■ **Stated problem**
Present every line of the material below as a JSON array of strings, one string per line, leaving out any blank lines.

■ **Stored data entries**
□ □ □ □
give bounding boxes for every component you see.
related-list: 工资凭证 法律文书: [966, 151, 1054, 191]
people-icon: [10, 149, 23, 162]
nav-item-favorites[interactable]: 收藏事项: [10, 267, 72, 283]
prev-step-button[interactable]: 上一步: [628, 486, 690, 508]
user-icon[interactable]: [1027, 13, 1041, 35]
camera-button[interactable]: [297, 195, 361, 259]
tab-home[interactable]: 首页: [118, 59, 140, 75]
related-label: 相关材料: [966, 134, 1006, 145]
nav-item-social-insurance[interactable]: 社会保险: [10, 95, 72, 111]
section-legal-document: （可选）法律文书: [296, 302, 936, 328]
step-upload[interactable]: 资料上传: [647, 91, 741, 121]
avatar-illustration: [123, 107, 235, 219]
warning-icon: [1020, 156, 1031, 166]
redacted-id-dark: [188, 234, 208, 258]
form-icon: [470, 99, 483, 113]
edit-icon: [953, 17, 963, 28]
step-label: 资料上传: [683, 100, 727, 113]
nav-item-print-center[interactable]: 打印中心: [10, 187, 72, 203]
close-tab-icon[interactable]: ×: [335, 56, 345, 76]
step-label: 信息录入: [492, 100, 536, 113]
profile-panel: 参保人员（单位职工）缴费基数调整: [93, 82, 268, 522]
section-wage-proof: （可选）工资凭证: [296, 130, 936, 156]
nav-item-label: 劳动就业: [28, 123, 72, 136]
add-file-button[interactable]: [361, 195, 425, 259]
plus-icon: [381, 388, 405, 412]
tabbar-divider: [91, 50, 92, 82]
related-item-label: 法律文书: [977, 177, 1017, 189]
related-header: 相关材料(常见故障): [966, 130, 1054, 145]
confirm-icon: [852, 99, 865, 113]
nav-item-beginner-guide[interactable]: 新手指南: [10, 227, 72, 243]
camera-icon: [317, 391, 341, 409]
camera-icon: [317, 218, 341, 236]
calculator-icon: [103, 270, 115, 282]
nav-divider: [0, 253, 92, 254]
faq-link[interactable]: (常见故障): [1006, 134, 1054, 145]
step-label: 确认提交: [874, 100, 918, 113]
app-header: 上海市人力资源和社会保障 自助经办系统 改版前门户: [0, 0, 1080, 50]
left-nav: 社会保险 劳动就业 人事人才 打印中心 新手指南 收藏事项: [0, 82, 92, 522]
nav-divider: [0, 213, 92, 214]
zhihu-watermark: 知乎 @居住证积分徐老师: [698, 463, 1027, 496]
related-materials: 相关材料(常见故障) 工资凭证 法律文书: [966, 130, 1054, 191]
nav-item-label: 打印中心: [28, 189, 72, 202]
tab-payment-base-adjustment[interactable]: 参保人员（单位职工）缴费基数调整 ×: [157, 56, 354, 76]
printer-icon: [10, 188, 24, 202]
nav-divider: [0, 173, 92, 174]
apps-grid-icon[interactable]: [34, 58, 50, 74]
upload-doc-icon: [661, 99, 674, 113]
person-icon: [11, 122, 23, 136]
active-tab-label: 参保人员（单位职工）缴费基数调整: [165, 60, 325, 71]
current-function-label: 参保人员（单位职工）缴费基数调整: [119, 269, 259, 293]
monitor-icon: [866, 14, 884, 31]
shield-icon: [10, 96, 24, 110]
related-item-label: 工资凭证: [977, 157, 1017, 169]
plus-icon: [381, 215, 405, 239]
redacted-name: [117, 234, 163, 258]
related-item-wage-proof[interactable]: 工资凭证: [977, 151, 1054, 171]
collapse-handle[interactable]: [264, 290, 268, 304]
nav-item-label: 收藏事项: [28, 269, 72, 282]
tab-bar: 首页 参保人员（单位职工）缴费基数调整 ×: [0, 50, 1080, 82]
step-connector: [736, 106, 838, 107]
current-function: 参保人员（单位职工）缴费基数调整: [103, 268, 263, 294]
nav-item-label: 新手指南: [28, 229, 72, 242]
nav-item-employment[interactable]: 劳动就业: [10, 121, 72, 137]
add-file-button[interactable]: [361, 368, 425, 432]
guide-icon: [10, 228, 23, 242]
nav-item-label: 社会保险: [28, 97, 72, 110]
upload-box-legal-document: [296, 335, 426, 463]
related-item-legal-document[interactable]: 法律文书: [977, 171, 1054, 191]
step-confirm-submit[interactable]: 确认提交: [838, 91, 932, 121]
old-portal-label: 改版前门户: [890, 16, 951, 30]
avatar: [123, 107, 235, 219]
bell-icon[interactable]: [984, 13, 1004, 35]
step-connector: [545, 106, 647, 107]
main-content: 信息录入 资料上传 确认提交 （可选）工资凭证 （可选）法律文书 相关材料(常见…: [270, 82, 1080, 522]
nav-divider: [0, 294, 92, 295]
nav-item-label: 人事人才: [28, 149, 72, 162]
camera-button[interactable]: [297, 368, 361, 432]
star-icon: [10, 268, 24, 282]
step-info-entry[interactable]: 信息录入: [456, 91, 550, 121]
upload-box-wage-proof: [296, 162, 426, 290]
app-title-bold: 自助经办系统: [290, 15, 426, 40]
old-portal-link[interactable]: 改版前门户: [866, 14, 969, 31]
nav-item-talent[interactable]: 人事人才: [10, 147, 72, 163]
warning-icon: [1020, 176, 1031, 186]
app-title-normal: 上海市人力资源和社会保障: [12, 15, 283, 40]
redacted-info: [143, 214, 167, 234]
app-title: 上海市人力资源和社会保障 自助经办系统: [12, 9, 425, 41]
□ □ □ □
■ **Result**
[
  "give bounding boxes for every component you see.",
  "related-list: 工资凭证 法律文书: [966, 151, 1054, 191]",
  "people-icon: [10, 149, 23, 162]",
  "nav-item-favorites[interactable]: 收藏事项: [10, 267, 72, 283]",
  "prev-step-button[interactable]: 上一步: [628, 486, 690, 508]",
  "user-icon[interactable]: [1027, 13, 1041, 35]",
  "camera-button[interactable]: [297, 195, 361, 259]",
  "tab-home[interactable]: 首页: [118, 59, 140, 75]",
  "related-label: 相关材料: [966, 134, 1006, 145]",
  "nav-item-social-insurance[interactable]: 社会保险: [10, 95, 72, 111]",
  "section-legal-document: （可选）法律文书: [296, 302, 936, 328]",
  "step-upload[interactable]: 资料上传: [647, 91, 741, 121]",
  "avatar-illustration: [123, 107, 235, 219]",
  "warning-icon: [1020, 156, 1031, 166]",
  "redacted-id-dark: [188, 234, 208, 258]",
  "form-icon: [470, 99, 483, 113]",
  "edit-icon: [953, 17, 963, 28]",
  "step-label: 资料上传: [683, 100, 727, 113]",
  "nav-item-print-center[interactable]: 打印中心: [10, 187, 72, 203]",
  "close-tab-icon[interactable]: ×: [335, 56, 345, 76]",
  "step-label: 信息录入: [492, 100, 536, 113]",
  "profile-panel: 参保人员（单位职工）缴费基数调整: [93, 82, 268, 522]",
  "section-wage-proof: （可选）工资凭证: [296, 130, 936, 156]",
  "nav-item-label: 劳动就业: [28, 123, 72, 136]",
  "add-file-button[interactable]: [361, 195, 425, 259]",
  "plus-icon: [381, 388, 405, 412]",
  "tabbar-divider: [91, 50, 92, 82]",
  "related-item-label: 法律文书: [977, 177, 1017, 189]",
  "related-header: 相关材料(常见故障): [966, 130, 1054, 145]",
  "confirm-icon: [852, 99, 865, 113]",
  "nav-item-beginner-guide[interactable]: 新手指南: [10, 227, 72, 243]",
  "camera-icon: [317, 391, 341, 409]",
  "camera-icon: [317, 218, 341, 236]",
  "calculator-icon: [103, 270, 115, 282]",
  "nav-divider: [0, 253, 92, 254]",
  "faq-link[interactable]: (常见故障): [1006, 134, 1054, 145]",
  "step-label: 确认提交: [874, 100, 918, 113]",
  "app-header: 上海市人力资源和社会保障 自助经办系统 改版前门户: [0, 0, 1080, 50]",
  "left-nav: 社会保险 劳动就业 人事人才 打印中心 新手指南 收藏事项: [0, 82, 92, 522]",
  "nav-divider: [0, 213, 92, 214]",
  "zhihu-watermark: 知乎 @居住证积分徐老师: [698, 463, 1027, 496]",
  "related-materials: 相关材料(常见故障) 工资凭证 法律文书: [966, 130, 1054, 191]",
  "nav-item-label: 打印中心: [28, 189, 72, 202]",
  "tab-payment-base-adjustment[interactable]: 参保人员（单位职工）缴费基数调整 ×: [157, 56, 354, 76]",
  "printer-icon: [10, 188, 24, 202]",
  "nav-divider: [0, 173, 92, 174]",
  "apps-grid-icon[interactable]: [34, 58, 50, 74]",
  "upload-doc-icon: [661, 99, 674, 113]",
  "person-icon: [11, 122, 23, 136]",
  "active-tab-label: 参保人员（单位职工）缴费基数调整: [165, 60, 325, 71]",
  "current-function-label: 参保人员（单位职工）缴费基数调整: [119, 269, 259, 293]",
  "monitor-icon: [866, 14, 884, 31]",
  "shield-icon: [10, 96, 24, 110]",
  "related-item-label: 工资凭证: [977, 157, 1017, 169]",
  "plus-icon: [381, 215, 405, 239]",
  "redacted-name: [117, 234, 163, 258]",
  "related-item-wage-proof[interactable]: 工资凭证: [977, 151, 1054, 171]",
  "collapse-handle[interactable]: [264, 290, 268, 304]",
  "nav-item-label: 收藏事项: [28, 269, 72, 282]",
  "tab-bar: 首页 参保人员（单位职工）缴费基数调整 ×: [0, 50, 1080, 82]",
  "step-connector: [736, 106, 838, 107]",
  "current-function: 参保人员（单位职工）缴费基数调整: [103, 268, 263, 294]",
  "nav-item-label: 新手指南: [28, 229, 72, 242]",
  "nav-item-employment[interactable]: 劳动就业: [10, 121, 72, 137]",
  "add-file-button[interactable]: [361, 368, 425, 432]",
  "guide-icon: [10, 228, 23, 242]",
  "nav-item-label: 社会保险: [28, 97, 72, 110]",
  "upload-box-legal-document: [296, 335, 426, 463]",
  "related-item-legal-document[interactable]: 法律文书: [977, 171, 1054, 191]",
  "step-confirm-submit[interactable]: 确认提交: [838, 91, 932, 121]",
  "old-portal-label: 改版前门户: [890, 16, 951, 30]",
  "avatar: [123, 107, 235, 219]",
  "bell-icon[interactable]: [984, 13, 1004, 35]",
  "step-connector: [545, 106, 647, 107]",
  "main-content: 信息录入 资料上传 确认提交 （可选）工资凭证 （可选）法律文书 相关材料(常见…: [270, 82, 1080, 522]",
  "nav-divider: [0, 294, 92, 295]",
  "nav-item-label: 人事人才: [28, 149, 72, 162]",
  "camera-button[interactable]: [297, 368, 361, 432]",
  "star-icon: [10, 268, 24, 282]",
  "step-info-entry[interactable]: 信息录入: [456, 91, 550, 121]",
  "upload-box-wage-proof: [296, 162, 426, 290]",
  "app-title-bold: 自助经办系统: [290, 15, 426, 40]",
  "old-portal-link[interactable]: 改版前门户: [866, 14, 969, 31]",
  "nav-item-talent[interactable]: 人事人才: [10, 147, 72, 163]",
  "warning-icon: [1020, 176, 1031, 186]",
  "app-title-normal: 上海市人力资源和社会保障: [12, 15, 283, 40]",
  "redacted-info: [143, 214, 167, 234]",
  "app-title: 上海市人力资源和社会保障 自助经办系统: [12, 9, 425, 41]"
]